SET PROBLEM: Would you extract the whole listing below and retype it exactly?

* begin MATERIAL FOR THIS EXERCISE *

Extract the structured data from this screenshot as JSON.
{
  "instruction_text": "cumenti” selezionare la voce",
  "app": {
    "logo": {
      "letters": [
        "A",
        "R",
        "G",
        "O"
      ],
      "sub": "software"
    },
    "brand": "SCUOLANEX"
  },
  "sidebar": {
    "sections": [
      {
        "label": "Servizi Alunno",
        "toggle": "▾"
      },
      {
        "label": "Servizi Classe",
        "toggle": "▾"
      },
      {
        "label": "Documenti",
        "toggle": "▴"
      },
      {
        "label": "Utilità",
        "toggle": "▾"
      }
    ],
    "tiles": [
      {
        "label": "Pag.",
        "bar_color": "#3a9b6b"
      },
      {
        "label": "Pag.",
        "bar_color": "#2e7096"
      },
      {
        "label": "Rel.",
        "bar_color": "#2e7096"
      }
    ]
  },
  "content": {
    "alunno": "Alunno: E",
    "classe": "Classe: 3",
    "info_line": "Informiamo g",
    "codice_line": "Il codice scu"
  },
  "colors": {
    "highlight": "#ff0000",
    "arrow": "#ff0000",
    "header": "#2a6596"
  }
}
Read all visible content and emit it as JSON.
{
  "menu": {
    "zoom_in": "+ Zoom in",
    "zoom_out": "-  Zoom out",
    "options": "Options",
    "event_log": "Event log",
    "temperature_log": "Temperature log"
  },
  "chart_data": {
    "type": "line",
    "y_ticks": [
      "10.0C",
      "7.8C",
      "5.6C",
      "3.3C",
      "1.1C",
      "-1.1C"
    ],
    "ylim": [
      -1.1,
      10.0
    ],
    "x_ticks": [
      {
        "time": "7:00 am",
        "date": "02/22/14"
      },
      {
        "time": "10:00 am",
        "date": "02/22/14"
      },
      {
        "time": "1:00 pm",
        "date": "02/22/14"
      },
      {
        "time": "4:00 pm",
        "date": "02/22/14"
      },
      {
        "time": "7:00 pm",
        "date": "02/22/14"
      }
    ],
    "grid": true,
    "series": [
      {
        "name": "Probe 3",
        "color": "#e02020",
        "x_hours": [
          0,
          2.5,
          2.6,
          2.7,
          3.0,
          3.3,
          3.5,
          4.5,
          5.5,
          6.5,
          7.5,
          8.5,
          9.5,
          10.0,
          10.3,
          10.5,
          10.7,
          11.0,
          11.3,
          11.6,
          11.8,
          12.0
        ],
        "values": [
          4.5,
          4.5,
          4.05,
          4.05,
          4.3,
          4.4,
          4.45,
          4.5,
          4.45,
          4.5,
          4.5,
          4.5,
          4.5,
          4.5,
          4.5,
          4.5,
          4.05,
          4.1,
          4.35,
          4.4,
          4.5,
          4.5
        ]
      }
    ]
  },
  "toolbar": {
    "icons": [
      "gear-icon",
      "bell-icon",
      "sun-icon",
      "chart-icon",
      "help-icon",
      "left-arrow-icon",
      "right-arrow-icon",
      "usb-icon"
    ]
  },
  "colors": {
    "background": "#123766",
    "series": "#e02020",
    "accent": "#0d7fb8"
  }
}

* end MATERIAL FOR THIS EXERCISE *

FINAL RESULT:
Extract the structured data from this screenshot as JSON.
{
  "instruction_text": "cumenti” selezionare la voce",
  "app": {
    "logo": {
      "letters": [
        "A",
        "R",
        "G",
        "O"
      ],
      "sub": "software"
    },
    "brand": "SCUOLANEX"
  },
  "sidebar": {
    "sections": [
      {
        "label": "Servizi Alunno",
        "toggle": "▾"
      },
      {
        "label": "Servizi Classe",
        "toggle": "▾"
      },
      {
        "label": "Documenti",
        "toggle": "▴"
      },
      {
        "label": "Utilità",
        "toggle": "▾"
      }
    ],
    "tiles": [
      {
        "label": "Pag.",
        "bar_color": "#3a9b6b"
      },
      {
        "label": "Pag.",
        "bar_color": "#2e7096"
      },
      {
        "label": "Rel.",
        "bar_color": "#2e7096"
      }
    ]
  },
  "content": {
    "alunno": "Alunno: E",
    "classe": "Classe: 3",
    "info_line": "Informiamo g",
    "codice_line": "Il codice scu"
  },
  "colors": {
    "highlight": "#ff0000",
    "arrow": "#ff0000",
    "header": "#2a6596"
  }
}
Read all visible content and emit it as JSON.
{
  "menu": {
    "zoom_in": "+ Zoom in",
    "zoom_out": "-  Zoom out",
    "options": "Options",
    "event_log": "Event log",
    "temperature_log": "Temperature log"
  },
  "chart_data": {
    "type": "line",
    "y_ticks": [
      "10.0C",
      "7.8C",
      "5.6C",
      "3.3C",
      "1.1C",
      "-1.1C"
    ],
    "ylim": [
      -1.1,
      10.0
    ],
    "x_ticks": [
      {
        "time": "7:00 am",
        "date": "02/22/14"
      },
      {
        "time": "10:00 am",
        "date": "02/22/14"
      },
      {
        "time": "1:00 pm",
        "date": "02/22/14"
      },
      {
        "time": "4:00 pm",
        "date": "02/22/14"
      },
      {
        "time": "7:00 pm",
        "date": "02/22/14"
      }
    ],
    "grid": true,
    "series": [
      {
        "name": "Probe 3",
        "color": "#e02020",
        "x_hours": [
          0,
          2.5,
          2.6,
          2.7,
          3.0,
          3.3,
          3.5,
          4.5,
          5.5,
          6.5,
          7.5,
          8.5,
          9.5,
          10.0,
          10.3,
          10.5,
          10.7,
          11.0,
          11.3,
          11.6,
          11.8,
          12.0
        ],
        "values": [
          4.5,
          4.5,
          4.05,
          4.05,
          4.3,
          4.4,
          4.45,
          4.5,
          4.45,
          4.5,
          4.5,
          4.5,
          4.5,
          4.5,
          4.5,
          4.5,
          4.05,
          4.1,
          4.35,
          4.4,
          4.5,
          4.5
        ]
      }
    ]
  },
  "toolbar": {
    "icons": [
      "gear-icon",
      "bell-icon",
      "sun-icon",
      "chart-icon",
      "help-icon",
      "left-arrow-icon",
      "right-arrow-icon",
      "usb-icon"
    ]
  },
  "colors": {
    "background": "#123766",
    "series": "#e02020",
    "accent": "#0d7fb8"
  }
}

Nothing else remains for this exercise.